■ Requirements: Would you pull out every line of the material that contains the string "name"?

■ Material to process:

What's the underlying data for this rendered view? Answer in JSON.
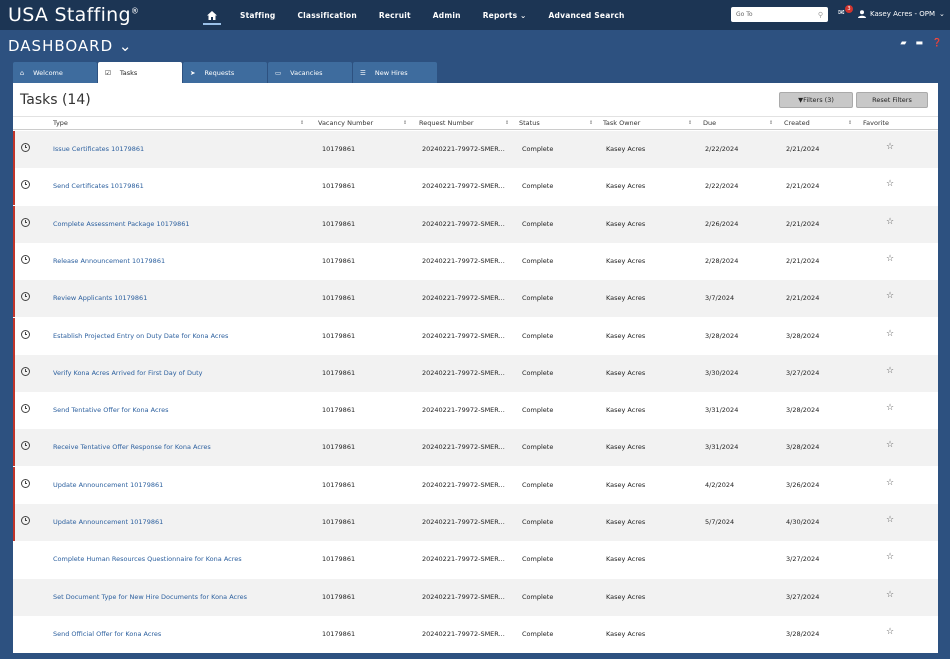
{
  "brand": {
    "name": "USA Staffing",
    "mark": "®"
  },
  "nav": [
    {
      "label": "Staffing"
    },
    {
      "label": "Classification"
    },
    {
      "label": "Recruit"
    },
    {
      "label": "Admin"
    },
    {
      "label": "Reports ⌄"
    },
    {
      "label": "Advanced Search"
    }
  ],
  "goto": {
    "placeholder": "Go To"
  },
  "mail": {
    "count": "3"
  },
  "user": {
    "name": "Kasey Acres - OPM"
  },
  "dashboard": {
    "title": "DASHBOARD ⌄"
  },
  "tabs": [
    {
      "label": "Welcome",
      "icon": "home-icon"
    },
    {
      "label": "Tasks",
      "icon": "checkbox-icon"
    },
    {
      "label": "Requests",
      "icon": "send-icon"
    },
    {
      "label": "Vacancies",
      "icon": "folder-icon"
    },
    {
      "label": "New Hires",
      "icon": "people-icon"
    }
  ],
  "panel": {
    "title": "Tasks (14)",
    "filters_label": "Filters (3)",
    "reset_label": "Reset Filters"
  },
  "columns": [
    "Type",
    "Vacancy Number",
    "Request Number",
    "Status",
    "Task Owner",
    "Due",
    "Created",
    "Favorite"
  ],
  "rows": [
    {
      "type": "Issue Certificates 10179861",
      "vacancy": "10179861",
      "request": "20240221-79972-SMER...",
      "status": "Complete",
      "owner": "Kasey Acres",
      "due": "2/22/2024",
      "created": "2/21/2024",
      "flag": true
    },
    {
      "type": "Send Certificates 10179861",
      "vacancy": "10179861",
      "request": "20240221-79972-SMER...",
      "status": "Complete",
      "owner": "Kasey Acres",
      "due": "2/22/2024",
      "created": "2/21/2024",
      "flag": true
    },
    {
      "type": "Complete Assessment Package 10179861",
      "vacancy": "10179861",
      "request": "20240221-79972-SMER...",
      "status": "Complete",
      "owner": "Kasey Acres",
      "due": "2/26/2024",
      "created": "2/21/2024",
      "flag": true
    },
    {
      "type": "Release Announcement 10179861",
      "vacancy": "10179861",
      "request": "20240221-79972-SMER...",
      "status": "Complete",
      "owner": "Kasey Acres",
      "due": "2/28/2024",
      "created": "2/21/2024",
      "flag": true
    },
    {
      "type": "Review Applicants 10179861",
      "vacancy": "10179861",
      "request": "20240221-79972-SMER...",
      "status": "Complete",
      "owner": "Kasey Acres",
      "due": "3/7/2024",
      "created": "2/21/2024",
      "flag": true
    },
    {
      "type": "Establish Projected Entry on Duty Date for Kona Acres",
      "vacancy": "10179861",
      "request": "20240221-79972-SMER...",
      "status": "Complete",
      "owner": "Kasey Acres",
      "due": "3/28/2024",
      "created": "3/28/2024",
      "flag": true
    },
    {
      "type": "Verify Kona Acres Arrived for First Day of Duty",
      "vacancy": "10179861",
      "request": "20240221-79972-SMER...",
      "status": "Complete",
      "owner": "Kasey Acres",
      "due": "3/30/2024",
      "created": "3/27/2024",
      "flag": true
    },
    {
      "type": "Send Tentative Offer for Kona Acres",
      "vacancy": "10179861",
      "request": "20240221-79972-SMER...",
      "status": "Complete",
      "owner": "Kasey Acres",
      "due": "3/31/2024",
      "created": "3/28/2024",
      "flag": true
    },
    {
      "type": "Receive Tentative Offer Response for Kona Acres",
      "vacancy": "10179861",
      "request": "20240221-79972-SMER...",
      "status": "Complete",
      "owner": "Kasey Acres",
      "due": "3/31/2024",
      "created": "3/28/2024",
      "flag": true
    },
    {
      "type": "Update Announcement 10179861",
      "vacancy": "10179861",
      "request": "20240221-79972-SMER...",
      "status": "Complete",
      "owner": "Kasey Acres",
      "due": "4/2/2024",
      "created": "3/26/2024",
      "flag": true
    },
    {
      "type": "Update Announcement 10179861",
      "vacancy": "10179861",
      "request": "20240221-79972-SMER...",
      "status": "Complete",
      "owner": "Kasey Acres",
      "due": "5/7/2024",
      "created": "4/30/2024",
      "flag": true
    },
    {
      "type": "Complete Human Resources Questionnaire for Kona Acres",
      "vacancy": "10179861",
      "request": "20240221-79972-SMER...",
      "status": "Complete",
      "owner": "Kasey Acres",
      "due": "",
      "created": "3/27/2024",
      "flag": false
    },
    {
      "type": "Set Document Type for New Hire Documents for Kona Acres",
      "vacancy": "10179861",
      "request": "20240221-79972-SMER...",
      "status": "Complete",
      "owner": "Kasey Acres",
      "due": "",
      "created": "3/27/2024",
      "flag": false
    },
    {
      "type": "Send Official Offer for Kona Acres",
      "vacancy": "10179861",
      "request": "20240221-79972-SMER...",
      "status": "Complete",
      "owner": "Kasey Acres",
      "due": "",
      "created": "3/28/2024",
      "flag": false
    }
  ]
}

■ Solution below:
    "name": "USA Staffing",
    "name": "Kasey Acres - OPM"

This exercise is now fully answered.